**** Exercise data ****

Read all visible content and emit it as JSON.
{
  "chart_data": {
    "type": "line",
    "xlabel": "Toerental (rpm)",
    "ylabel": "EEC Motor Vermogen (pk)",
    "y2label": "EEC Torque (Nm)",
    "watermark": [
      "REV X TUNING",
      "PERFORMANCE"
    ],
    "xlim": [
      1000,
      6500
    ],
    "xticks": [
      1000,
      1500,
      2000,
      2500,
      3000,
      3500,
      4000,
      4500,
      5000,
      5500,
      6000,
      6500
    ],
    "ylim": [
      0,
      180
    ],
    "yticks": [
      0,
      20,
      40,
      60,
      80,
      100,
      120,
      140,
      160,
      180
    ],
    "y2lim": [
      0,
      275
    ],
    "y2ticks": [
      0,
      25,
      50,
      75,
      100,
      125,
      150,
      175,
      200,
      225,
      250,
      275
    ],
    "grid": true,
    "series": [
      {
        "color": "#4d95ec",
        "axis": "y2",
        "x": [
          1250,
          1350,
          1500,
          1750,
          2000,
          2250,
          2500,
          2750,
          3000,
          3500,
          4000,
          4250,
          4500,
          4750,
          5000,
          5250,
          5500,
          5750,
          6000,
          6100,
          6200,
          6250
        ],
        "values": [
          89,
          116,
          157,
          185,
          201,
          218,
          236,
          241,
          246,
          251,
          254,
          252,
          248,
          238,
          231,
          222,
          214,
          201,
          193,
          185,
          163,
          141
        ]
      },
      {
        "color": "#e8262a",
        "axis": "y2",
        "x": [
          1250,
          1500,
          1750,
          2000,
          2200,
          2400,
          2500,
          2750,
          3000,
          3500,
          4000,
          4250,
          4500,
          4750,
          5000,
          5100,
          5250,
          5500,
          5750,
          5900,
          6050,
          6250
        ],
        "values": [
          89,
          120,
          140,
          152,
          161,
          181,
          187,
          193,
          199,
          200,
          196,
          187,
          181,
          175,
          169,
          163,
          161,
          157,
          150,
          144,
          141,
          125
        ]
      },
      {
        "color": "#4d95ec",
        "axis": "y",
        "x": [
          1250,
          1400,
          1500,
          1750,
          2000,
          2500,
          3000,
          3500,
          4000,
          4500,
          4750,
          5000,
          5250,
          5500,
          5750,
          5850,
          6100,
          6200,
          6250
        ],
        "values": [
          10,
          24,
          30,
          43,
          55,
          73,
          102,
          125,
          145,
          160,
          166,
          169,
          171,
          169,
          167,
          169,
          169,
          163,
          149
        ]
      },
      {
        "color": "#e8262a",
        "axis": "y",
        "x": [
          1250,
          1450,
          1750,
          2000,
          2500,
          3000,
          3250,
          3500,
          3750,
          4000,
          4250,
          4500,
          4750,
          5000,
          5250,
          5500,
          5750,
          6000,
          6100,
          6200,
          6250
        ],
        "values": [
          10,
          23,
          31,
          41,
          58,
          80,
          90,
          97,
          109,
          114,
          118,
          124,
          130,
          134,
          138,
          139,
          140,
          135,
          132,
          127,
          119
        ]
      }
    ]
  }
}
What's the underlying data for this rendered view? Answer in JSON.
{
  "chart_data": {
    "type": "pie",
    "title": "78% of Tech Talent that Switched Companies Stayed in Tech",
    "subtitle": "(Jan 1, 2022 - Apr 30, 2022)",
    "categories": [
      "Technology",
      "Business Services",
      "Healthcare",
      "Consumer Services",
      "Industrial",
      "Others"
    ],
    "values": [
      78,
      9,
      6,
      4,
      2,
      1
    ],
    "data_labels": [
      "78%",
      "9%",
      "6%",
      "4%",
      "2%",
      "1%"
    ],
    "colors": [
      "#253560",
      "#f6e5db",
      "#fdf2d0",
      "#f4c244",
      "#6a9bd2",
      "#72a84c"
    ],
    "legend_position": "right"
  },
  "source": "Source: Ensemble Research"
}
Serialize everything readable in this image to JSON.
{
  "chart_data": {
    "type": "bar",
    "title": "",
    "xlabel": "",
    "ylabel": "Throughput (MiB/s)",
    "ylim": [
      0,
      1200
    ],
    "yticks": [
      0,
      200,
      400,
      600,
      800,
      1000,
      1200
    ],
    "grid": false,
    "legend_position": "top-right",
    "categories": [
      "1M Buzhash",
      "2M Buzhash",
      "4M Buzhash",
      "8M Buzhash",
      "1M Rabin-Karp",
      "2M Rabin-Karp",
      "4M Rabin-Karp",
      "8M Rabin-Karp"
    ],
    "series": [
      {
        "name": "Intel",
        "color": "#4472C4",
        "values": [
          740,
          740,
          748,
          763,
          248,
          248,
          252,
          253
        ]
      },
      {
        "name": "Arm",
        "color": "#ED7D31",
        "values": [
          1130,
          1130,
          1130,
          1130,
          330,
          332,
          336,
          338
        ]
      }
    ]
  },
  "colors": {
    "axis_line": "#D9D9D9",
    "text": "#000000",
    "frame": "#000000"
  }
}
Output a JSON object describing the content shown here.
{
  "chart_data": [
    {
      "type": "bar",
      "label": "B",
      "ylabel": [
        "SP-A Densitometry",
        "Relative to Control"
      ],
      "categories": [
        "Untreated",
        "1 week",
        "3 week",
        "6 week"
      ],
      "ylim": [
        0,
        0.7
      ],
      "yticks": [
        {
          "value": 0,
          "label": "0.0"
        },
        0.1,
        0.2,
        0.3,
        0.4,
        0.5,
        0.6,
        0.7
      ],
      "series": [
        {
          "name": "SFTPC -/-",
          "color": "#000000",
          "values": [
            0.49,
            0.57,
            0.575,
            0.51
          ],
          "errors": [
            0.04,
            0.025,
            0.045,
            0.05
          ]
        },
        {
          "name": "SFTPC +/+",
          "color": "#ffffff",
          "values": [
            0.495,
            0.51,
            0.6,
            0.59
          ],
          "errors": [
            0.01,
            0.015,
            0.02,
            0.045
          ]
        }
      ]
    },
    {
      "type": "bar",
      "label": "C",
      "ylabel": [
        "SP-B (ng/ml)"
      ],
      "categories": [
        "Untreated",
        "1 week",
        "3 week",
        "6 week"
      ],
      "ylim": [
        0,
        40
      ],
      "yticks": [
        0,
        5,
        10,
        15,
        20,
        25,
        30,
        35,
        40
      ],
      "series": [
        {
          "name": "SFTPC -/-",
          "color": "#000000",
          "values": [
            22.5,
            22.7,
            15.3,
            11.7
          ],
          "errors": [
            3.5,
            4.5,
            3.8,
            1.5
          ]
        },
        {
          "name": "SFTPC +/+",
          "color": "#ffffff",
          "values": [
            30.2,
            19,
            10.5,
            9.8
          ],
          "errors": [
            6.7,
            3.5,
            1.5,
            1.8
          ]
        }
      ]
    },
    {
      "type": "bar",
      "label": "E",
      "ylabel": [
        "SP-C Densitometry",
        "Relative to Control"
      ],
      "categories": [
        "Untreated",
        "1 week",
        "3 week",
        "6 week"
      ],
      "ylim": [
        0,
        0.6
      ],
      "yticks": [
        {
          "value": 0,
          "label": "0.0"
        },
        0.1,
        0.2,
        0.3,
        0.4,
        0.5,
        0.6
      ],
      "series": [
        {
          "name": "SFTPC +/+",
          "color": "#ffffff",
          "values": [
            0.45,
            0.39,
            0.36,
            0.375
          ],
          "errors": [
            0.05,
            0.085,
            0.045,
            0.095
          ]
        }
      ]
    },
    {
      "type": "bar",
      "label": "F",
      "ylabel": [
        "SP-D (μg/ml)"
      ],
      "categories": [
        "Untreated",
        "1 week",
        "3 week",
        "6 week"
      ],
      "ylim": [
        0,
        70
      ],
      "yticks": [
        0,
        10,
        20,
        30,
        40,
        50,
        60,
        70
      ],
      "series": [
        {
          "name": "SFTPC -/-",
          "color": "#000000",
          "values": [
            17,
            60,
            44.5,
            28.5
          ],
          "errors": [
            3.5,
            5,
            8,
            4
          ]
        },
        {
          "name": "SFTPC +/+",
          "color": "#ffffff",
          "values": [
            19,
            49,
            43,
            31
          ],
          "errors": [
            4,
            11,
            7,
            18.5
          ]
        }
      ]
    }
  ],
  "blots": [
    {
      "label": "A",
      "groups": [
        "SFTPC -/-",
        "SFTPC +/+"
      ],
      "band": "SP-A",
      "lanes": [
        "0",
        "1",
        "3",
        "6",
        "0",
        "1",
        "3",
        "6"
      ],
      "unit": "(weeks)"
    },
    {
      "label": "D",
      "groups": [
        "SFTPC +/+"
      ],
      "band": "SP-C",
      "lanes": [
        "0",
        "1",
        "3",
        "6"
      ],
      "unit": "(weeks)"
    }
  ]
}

****

• **What is needed**:
Read the entries and pick out all lines that include the word "Karp".

• **Output of the task**:
      "1M Rabin-Karp",
      "2M Rabin-Karp",
      "4M Rabin-Karp",
      "8M Rabin-Karp"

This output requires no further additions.